Trecho citado:
--*--
Reproduzo artigo de Wladimir Pomar, publicado no sítio do Correio da Cidadania:
Em seu discurso programático, a presidenta Dilma colocou em pauta um problema ao mesmo tempo importante e polêmico. Ela afirmou que o apoio aos grandes exportadores não é incompatível com o incentivo, o desenvolvimento e o apoio à agricultura familiar e ao micro-empreendedor. Com razão ela acentuou que as pequenas empresas são responsáveis pela maior parcela dos empregos permanentes em nosso país e merecerão políticas tributárias e de crédito perenes.
No caso específico dos grandes exportadores do agronegócio, ela também poderia ter afirmado que o apoio ao esse setor da agricultura brasileira não deve ser incompatível com o desenvolvimento e o apoio à agricultura familiar. No entanto, ela apenas se referiu às políticas de apoio. O que não exclui a necessidade de o governo, nessa questão concreta, levar em conta que a lógica de desenvolvimento do agronegócio é contrária ao desenvolvimento da agricultura familiar.
--*--
Material de origem:

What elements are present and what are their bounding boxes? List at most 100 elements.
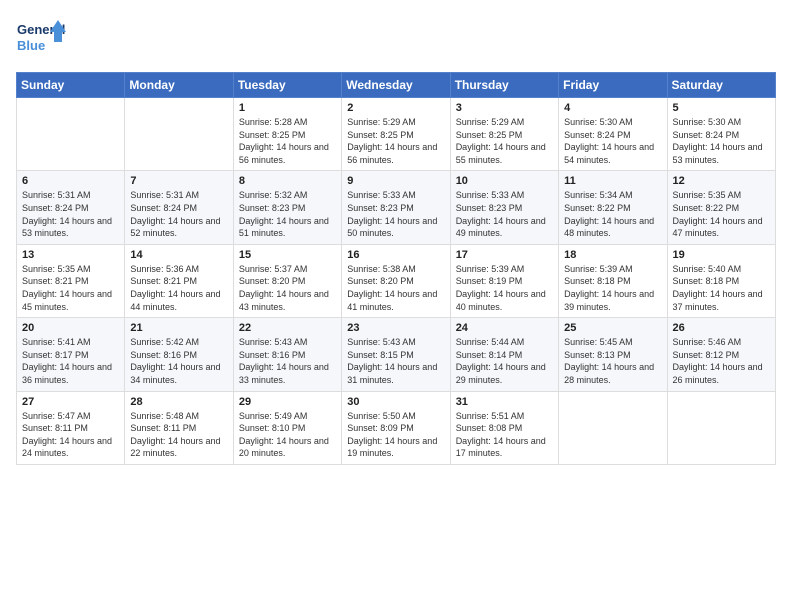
--*--
Enunciado da tarefa: Reproduza sem alterações o trecho do artigo sobre o discurso da presidenta Dilma que vai de "No caso específico" até "da agricultura familiar.", inclusive.

Resposta ao exercício:
No caso específico dos grandes exportadores do agronegócio, ela também poderia ter afirmado que o apoio ao esse setor da agricultura brasileira não deve ser incompatível com o desenvolvimento e o apoio à agricultura familiar. No entanto, ela apenas se referiu às políticas de apoio. O que não exclui a necessidade de o governo, nessa questão concreta, levar em conta que a lógica de desenvolvimento do agronegócio é contrária ao desenvolvimento da agricultura familiar.